>> BEGIN Source document
Subject: Re: compiler failure on sun4m
To: Chris Amthor <amthor@chroam.de>
From: Joel Reicher <joel@panacea.null.org>
List: port-sparc
Date: 12/30/2002 07:37:38
> As I figured out while studying the archives, there are reports of
> "sudden compiler deaths" on sun4m machines running NetBSD 1.6. As
> reported further on, only the SS1, SS1+, and the IPC are affected.
>
> I experience somthing quite similiar, but I'm not shure it's related
> to this. While trying to install skipstone from the package
> collection, the GCC (2.95.3) stops whith an "internal compiler error"
> when processing mozilla. Unlike in the problems mentionend in the
> archives, the GCC doesn't receive any SIGSEGV or something, but halts
> for an obvious intrinsic reason. It then wants me to send a bug report
> to the GNU Project.
>> END Source document
(Request) Rewrite everything in the mailing-list message from "Subject: Re: compiler" down to "IPC are affected.", substituting "sun4c" for "sun4m".
>> BEGIN Dataset excerpts
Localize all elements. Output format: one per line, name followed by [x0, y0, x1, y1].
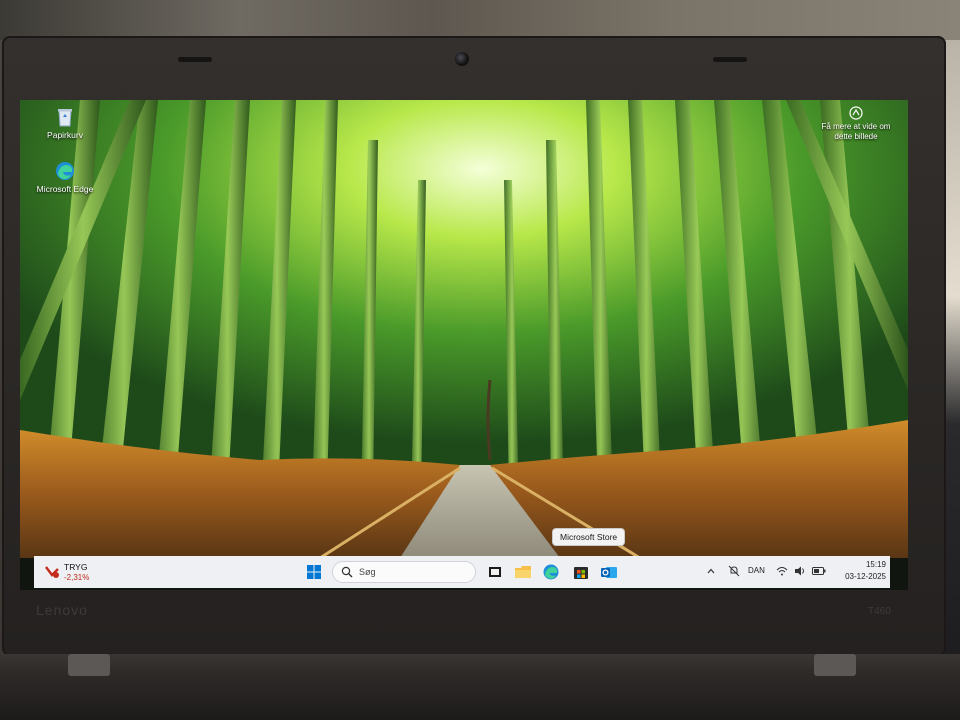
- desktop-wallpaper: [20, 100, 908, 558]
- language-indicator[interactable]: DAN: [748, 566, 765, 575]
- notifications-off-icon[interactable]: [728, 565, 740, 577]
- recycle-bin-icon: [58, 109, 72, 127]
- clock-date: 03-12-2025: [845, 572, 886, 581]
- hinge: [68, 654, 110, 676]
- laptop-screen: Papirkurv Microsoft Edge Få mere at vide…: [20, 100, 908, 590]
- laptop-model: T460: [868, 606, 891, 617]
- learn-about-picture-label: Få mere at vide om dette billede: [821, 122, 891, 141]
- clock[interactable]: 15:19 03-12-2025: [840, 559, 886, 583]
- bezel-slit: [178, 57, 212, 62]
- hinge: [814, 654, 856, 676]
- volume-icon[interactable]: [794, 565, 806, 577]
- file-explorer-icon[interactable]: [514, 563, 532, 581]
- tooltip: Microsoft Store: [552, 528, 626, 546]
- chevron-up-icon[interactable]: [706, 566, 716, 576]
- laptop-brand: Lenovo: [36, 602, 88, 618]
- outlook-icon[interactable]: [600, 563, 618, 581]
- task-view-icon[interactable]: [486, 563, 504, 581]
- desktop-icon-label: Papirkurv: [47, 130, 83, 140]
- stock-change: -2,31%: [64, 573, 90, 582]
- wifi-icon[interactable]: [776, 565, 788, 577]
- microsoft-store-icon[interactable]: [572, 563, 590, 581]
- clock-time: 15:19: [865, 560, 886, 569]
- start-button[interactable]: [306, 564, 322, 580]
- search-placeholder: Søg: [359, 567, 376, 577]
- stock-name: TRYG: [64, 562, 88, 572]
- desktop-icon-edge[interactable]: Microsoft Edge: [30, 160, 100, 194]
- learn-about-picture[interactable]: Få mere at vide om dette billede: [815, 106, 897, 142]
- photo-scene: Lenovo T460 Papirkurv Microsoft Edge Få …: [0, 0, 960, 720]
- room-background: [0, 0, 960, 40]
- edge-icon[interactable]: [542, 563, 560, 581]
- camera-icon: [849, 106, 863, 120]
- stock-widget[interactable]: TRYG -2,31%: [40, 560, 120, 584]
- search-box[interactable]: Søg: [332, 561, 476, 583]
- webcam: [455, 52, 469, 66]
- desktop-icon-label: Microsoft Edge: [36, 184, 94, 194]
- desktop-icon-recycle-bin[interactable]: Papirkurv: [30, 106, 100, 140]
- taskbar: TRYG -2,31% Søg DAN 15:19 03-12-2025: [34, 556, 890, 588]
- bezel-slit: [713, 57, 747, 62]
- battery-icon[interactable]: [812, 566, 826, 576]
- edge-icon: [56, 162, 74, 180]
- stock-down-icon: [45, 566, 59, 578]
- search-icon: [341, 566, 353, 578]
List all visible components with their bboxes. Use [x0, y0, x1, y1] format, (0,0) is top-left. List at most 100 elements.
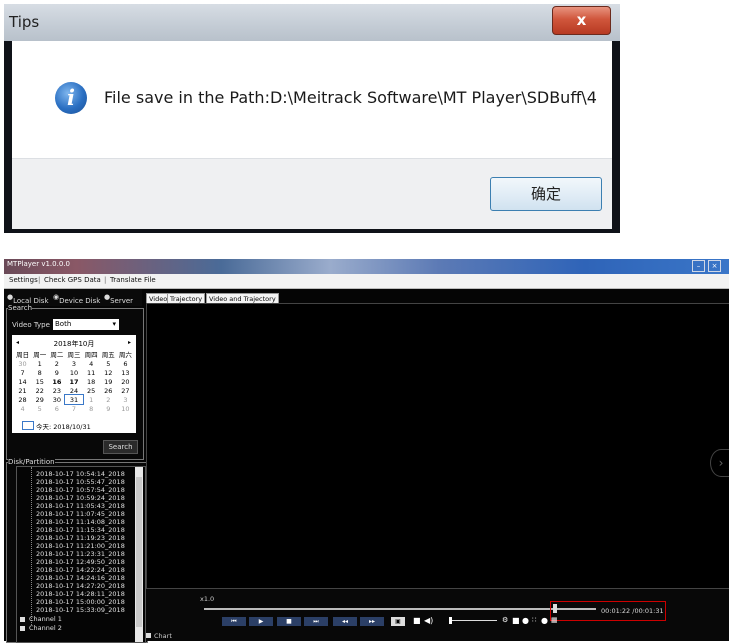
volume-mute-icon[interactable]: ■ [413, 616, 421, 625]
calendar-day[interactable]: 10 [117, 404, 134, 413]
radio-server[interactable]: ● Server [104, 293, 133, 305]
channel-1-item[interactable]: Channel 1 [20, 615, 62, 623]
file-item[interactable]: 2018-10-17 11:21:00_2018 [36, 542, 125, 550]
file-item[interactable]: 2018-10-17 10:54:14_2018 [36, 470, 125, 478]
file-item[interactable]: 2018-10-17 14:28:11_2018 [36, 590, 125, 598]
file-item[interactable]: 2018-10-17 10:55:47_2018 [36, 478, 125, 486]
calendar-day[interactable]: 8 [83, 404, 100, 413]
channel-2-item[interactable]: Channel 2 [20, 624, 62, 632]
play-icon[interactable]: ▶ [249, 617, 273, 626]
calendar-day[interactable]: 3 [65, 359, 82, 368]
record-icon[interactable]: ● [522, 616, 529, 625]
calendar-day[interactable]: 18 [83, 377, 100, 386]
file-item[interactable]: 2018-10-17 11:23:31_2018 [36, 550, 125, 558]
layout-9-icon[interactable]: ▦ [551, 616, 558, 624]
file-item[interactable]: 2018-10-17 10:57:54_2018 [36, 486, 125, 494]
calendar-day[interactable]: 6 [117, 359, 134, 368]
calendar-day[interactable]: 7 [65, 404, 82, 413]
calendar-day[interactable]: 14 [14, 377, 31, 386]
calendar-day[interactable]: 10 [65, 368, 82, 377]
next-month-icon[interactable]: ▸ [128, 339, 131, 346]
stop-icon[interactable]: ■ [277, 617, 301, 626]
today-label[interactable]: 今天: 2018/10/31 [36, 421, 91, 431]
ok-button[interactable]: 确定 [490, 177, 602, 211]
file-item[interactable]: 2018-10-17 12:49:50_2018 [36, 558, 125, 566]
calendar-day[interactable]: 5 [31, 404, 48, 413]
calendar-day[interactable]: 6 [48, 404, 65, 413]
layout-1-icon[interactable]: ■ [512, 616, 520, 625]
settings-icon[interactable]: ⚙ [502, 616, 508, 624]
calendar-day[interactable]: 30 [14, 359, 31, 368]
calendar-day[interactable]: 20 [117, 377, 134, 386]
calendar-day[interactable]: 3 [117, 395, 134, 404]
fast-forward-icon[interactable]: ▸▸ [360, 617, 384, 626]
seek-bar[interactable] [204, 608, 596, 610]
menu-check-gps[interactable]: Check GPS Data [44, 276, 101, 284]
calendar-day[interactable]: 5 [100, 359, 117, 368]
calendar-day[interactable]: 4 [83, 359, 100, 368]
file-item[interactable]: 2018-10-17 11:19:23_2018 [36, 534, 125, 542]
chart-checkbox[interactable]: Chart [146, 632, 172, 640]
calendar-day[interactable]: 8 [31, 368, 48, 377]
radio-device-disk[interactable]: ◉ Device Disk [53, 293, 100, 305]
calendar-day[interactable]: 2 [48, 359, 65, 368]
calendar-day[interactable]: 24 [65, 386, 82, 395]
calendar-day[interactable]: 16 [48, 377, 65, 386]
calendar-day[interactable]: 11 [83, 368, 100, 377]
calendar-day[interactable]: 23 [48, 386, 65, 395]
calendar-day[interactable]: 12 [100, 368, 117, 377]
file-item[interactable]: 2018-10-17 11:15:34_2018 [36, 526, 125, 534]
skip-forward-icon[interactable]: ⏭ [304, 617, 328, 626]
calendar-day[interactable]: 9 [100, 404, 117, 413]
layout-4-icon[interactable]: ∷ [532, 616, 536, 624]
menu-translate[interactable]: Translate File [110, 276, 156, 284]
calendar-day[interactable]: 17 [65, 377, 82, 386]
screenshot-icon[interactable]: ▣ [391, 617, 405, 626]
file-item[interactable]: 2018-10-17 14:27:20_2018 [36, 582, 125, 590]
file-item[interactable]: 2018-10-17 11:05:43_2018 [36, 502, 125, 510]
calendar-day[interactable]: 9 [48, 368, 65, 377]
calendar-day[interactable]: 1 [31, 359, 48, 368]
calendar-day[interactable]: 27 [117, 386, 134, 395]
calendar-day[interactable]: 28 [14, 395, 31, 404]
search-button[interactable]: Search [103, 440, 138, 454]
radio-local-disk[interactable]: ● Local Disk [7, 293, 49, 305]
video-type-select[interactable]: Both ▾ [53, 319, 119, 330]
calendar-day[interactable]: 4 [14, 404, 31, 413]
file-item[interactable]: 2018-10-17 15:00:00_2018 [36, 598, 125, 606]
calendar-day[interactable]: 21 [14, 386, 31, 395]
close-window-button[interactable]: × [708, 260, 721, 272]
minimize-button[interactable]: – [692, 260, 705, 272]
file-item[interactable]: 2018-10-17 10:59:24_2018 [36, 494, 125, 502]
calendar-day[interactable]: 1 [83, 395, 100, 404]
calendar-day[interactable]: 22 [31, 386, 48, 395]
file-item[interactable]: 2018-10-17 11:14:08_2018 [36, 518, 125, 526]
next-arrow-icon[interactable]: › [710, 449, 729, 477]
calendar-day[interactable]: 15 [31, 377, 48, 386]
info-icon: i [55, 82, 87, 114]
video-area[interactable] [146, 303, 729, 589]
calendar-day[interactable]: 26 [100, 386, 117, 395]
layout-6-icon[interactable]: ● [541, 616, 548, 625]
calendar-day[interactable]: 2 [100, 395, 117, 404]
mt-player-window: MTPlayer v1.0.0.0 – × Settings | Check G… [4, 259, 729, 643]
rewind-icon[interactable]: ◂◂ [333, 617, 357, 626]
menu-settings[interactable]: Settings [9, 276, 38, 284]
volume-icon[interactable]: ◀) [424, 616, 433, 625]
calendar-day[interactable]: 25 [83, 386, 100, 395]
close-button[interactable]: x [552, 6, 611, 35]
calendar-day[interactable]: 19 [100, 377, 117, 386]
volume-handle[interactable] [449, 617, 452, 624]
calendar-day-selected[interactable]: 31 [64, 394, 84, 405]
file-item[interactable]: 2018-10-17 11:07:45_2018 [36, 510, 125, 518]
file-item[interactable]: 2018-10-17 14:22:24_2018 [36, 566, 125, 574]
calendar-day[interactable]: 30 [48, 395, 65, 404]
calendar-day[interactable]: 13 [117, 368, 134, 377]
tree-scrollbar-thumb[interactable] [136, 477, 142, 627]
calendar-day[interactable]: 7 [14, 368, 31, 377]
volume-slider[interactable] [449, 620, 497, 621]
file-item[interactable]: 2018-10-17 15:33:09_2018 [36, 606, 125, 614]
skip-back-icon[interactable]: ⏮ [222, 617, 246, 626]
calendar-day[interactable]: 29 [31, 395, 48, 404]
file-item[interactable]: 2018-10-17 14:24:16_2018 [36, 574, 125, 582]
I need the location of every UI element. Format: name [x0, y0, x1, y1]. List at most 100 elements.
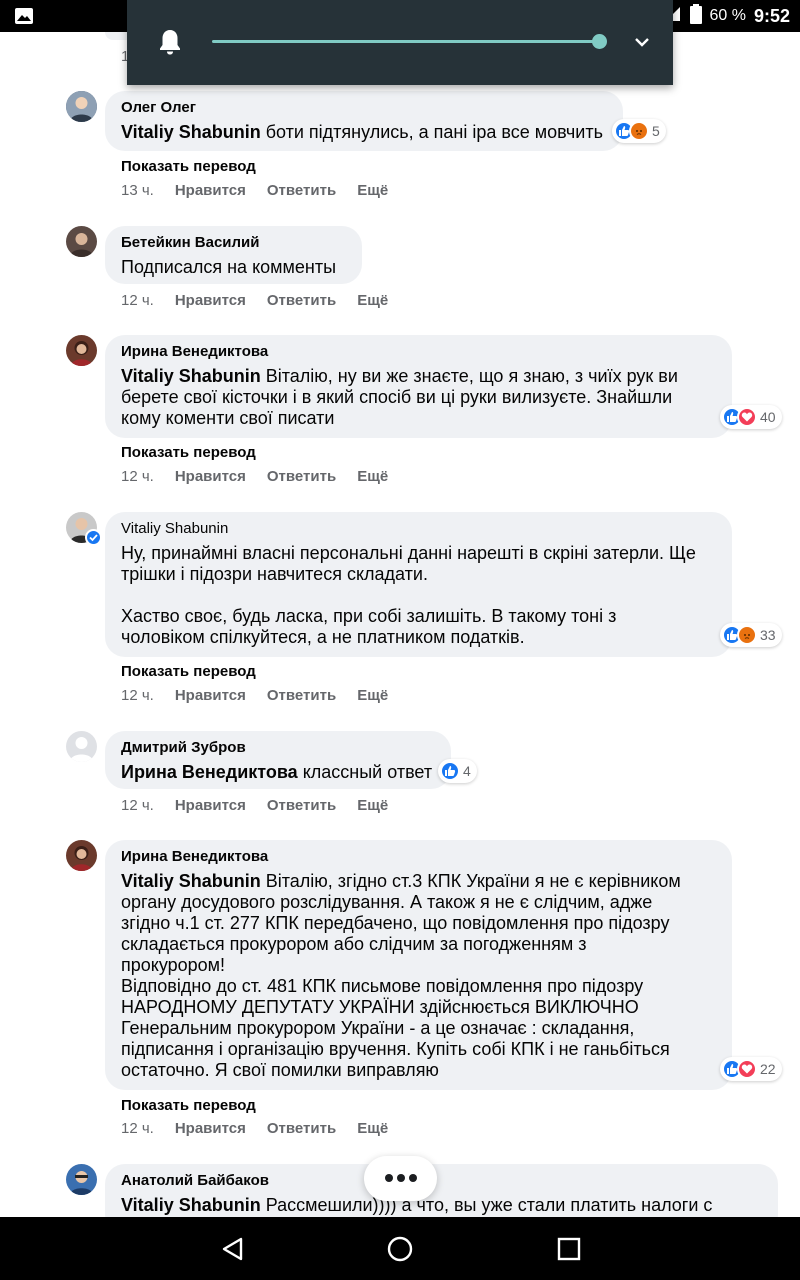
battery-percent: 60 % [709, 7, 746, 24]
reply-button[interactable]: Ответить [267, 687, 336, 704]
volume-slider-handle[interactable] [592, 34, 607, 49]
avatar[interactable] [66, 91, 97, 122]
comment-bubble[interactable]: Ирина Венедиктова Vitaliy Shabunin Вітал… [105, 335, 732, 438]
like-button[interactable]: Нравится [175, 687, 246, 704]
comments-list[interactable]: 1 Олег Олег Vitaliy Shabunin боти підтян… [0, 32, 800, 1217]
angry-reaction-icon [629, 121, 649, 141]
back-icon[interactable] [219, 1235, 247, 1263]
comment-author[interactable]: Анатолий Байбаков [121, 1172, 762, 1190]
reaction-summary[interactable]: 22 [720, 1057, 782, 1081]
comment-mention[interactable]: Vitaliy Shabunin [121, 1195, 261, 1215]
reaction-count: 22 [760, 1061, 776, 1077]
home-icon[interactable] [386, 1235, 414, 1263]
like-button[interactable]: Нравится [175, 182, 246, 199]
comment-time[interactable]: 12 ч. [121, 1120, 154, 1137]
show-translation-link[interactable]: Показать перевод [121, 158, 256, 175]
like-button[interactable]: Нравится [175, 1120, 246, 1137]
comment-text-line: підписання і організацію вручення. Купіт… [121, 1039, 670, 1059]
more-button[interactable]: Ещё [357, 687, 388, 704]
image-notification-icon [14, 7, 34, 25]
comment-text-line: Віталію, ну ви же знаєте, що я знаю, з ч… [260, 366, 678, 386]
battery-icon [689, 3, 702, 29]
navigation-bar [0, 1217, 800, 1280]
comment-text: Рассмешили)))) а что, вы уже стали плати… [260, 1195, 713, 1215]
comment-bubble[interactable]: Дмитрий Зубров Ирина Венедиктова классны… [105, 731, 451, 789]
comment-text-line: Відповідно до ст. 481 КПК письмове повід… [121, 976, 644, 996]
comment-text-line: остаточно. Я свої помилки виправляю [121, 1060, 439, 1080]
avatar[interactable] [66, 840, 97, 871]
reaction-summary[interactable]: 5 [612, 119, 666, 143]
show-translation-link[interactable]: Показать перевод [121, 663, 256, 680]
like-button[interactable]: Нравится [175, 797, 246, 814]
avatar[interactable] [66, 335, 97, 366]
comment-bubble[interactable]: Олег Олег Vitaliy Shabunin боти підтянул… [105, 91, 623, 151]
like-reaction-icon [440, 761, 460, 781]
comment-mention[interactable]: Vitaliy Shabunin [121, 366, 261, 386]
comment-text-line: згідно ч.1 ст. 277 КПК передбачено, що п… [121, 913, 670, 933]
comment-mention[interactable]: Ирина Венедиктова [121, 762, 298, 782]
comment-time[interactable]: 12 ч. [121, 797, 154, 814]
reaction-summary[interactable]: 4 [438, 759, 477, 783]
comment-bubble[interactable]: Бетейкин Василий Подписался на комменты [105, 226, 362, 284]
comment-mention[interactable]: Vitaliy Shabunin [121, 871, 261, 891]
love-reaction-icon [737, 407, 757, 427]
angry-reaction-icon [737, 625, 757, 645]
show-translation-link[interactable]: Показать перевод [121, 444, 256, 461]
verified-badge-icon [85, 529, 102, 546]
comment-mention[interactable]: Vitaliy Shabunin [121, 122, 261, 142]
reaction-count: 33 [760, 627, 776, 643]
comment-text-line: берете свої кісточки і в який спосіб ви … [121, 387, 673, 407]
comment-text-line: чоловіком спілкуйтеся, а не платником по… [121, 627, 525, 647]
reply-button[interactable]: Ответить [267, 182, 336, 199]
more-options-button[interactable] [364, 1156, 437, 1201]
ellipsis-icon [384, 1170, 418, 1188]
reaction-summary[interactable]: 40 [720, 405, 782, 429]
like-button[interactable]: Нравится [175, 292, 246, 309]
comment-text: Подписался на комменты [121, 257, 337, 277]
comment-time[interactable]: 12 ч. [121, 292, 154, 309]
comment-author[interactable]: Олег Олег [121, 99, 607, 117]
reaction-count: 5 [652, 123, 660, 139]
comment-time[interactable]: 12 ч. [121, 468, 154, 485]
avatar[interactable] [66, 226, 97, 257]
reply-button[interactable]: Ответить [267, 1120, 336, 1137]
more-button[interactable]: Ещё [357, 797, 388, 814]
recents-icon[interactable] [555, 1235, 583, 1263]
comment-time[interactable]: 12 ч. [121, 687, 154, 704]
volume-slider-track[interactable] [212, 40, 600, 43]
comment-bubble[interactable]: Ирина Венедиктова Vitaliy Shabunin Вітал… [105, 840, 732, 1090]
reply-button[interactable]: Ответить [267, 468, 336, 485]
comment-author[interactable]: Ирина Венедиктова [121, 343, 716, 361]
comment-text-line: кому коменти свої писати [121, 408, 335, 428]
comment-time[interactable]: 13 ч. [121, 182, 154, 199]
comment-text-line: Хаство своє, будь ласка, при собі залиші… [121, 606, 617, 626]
>> END Dataset excerpts
(Answer for the task)
Subject: Re: compiler failure on sun4c
To: Chris Amthor <amthor@chroam.de>
From: Joel Reicher <joel@panacea.null.org>
List: port-sparc
Date: 12/30/2002 07:37:38
> As I figured out while studying the archives, there are reports of
> "sudden compiler deaths" on sun4c machines running NetBSD 1.6. As
> reported further on, only the SS1, SS1+, and the IPC are affected.